Given request
Reproduce each line exactly. Skip none.

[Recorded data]
# # # #
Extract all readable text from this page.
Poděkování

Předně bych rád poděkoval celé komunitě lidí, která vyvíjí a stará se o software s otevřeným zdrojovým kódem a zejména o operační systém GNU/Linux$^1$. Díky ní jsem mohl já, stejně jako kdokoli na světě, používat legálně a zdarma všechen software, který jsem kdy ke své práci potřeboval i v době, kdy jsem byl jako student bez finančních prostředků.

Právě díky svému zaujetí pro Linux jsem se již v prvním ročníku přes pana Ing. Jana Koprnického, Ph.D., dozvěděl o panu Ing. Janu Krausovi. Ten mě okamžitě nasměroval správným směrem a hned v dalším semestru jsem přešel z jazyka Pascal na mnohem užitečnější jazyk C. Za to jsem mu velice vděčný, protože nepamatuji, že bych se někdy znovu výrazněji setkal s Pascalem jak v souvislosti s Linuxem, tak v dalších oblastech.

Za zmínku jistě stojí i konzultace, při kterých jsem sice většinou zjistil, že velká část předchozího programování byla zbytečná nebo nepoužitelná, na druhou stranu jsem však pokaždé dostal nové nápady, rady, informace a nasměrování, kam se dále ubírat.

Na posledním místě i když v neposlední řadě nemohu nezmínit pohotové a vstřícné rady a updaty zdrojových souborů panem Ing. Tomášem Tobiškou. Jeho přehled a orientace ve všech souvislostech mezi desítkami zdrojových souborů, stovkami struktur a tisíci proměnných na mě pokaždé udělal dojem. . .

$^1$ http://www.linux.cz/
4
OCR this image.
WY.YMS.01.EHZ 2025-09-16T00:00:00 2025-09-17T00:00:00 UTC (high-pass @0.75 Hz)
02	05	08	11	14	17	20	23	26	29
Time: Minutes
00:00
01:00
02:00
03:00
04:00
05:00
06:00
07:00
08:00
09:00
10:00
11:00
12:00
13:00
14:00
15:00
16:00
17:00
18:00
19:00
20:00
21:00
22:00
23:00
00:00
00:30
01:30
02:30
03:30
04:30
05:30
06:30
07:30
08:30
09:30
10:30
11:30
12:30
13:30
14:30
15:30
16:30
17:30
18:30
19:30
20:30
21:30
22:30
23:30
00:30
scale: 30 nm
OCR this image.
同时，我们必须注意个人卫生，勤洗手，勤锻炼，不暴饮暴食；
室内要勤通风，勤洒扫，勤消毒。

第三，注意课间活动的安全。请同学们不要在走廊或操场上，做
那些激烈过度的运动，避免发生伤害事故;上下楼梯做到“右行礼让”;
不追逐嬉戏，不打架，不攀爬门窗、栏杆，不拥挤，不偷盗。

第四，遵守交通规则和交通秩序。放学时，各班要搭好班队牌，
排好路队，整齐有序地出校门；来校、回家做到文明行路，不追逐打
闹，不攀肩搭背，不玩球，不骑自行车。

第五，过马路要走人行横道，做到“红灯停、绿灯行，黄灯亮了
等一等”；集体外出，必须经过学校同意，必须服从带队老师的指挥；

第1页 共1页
# # # #
Full answer
Extract all readable text from this page.
Poděkování

Předně bych rád poděkoval celé komunitě lidí, která vyvíjí a stará se o software s otevřeným zdrojovým kódem a zejména o operační systém GNU/Linux$^1$. Díky ní jsem mohl já, stejně jako kdokoli na světě, používat legálně a zdarma všechen software, který jsem kdy ke své práci potřeboval i v době, kdy jsem byl jako student bez finančních prostředků.

Právě díky svému zaujetí pro Linux jsem se již v prvním ročníku přes pana Ing. Jana Koprnického, Ph.D., dozvěděl o panu Ing. Janu Krausovi. Ten mě okamžitě nasměroval správným směrem a hned v dalším semestru jsem přešel z jazyka Pascal na mnohem užitečnější jazyk C. Za to jsem mu velice vděčný, protože nepamatuji, že bych se někdy znovu výrazněji setkal s Pascalem jak v souvislosti s Linuxem, tak v dalších oblastech.

Za zmínku jistě stojí i konzultace, při kterých jsem sice většinou zjistil, že velká část předchozího programování byla zbytečná nebo nepoužitelná, na druhou stranu jsem však pokaždé dostal nové nápady, rady, informace a nasměrování, kam se dále ubírat.

Na posledním místě i když v neposlední řadě nemohu nezmínit pohotové a vstřícné rady a updaty zdrojových souborů panem Ing. Tomášem Tobiškou. Jeho přehled a orientace ve všech souvislostech mezi desítkami zdrojových souborů, stovkami struktur a tisíci proměnných na mě pokaždé udělal dojem. . .

$^1$ http://www.linux.cz/
4
OCR this image.
WY.YMS.01.EHZ 2025-09-16T00:00:00 2025-09-17T00:00:00 UTC (high-pass @0.75 Hz)
02	05	08	11	14	17	20	23	26	29
Time: Minutes
00:00
01:00
02:00
03:00
04:00
05:00
06:00
07:00
08:00
09:00
10:00
11:00
12:00
13:00
14:00
15:00
16:00
17:00
18:00
19:00
20:00
21:00
22:00
23:00
00:00
00:30
01:30
02:30
03:30
04:30
05:30
06:30
07:30
08:30
09:30
10:30
11:30
12:30
13:30
14:30
15:30
16:30
17:30
18:30
19:30
20:30
21:30
22:30
23:30
00:30
scale: 30 nm
OCR this image.
同时，我们必须注意个人卫生，勤洗手，勤锻炼，不暴饮暴食；
室内要勤通风，勤洒扫，勤消毒。

第三，注意课间活动的安全。请同学们不要在走廊或操场上，做
那些激烈过度的运动，避免发生伤害事故;上下楼梯做到“右行礼让”;
不追逐嬉戏，不打架，不攀爬门窗、栏杆，不拥挤，不偷盗。

第四，遵守交通规则和交通秩序。放学时，各班要搭好班队牌，
排好路队，整齐有序地出校门；来校、回家做到文明行路，不追逐打
闹，不攀肩搭背，不玩球，不骑自行车。

第五，过马路要走人行横道，做到“红灯停、绿灯行，黄灯亮了
等一等”；集体外出，必须经过学校同意，必须服从带队老师的指挥；

第1页 共1页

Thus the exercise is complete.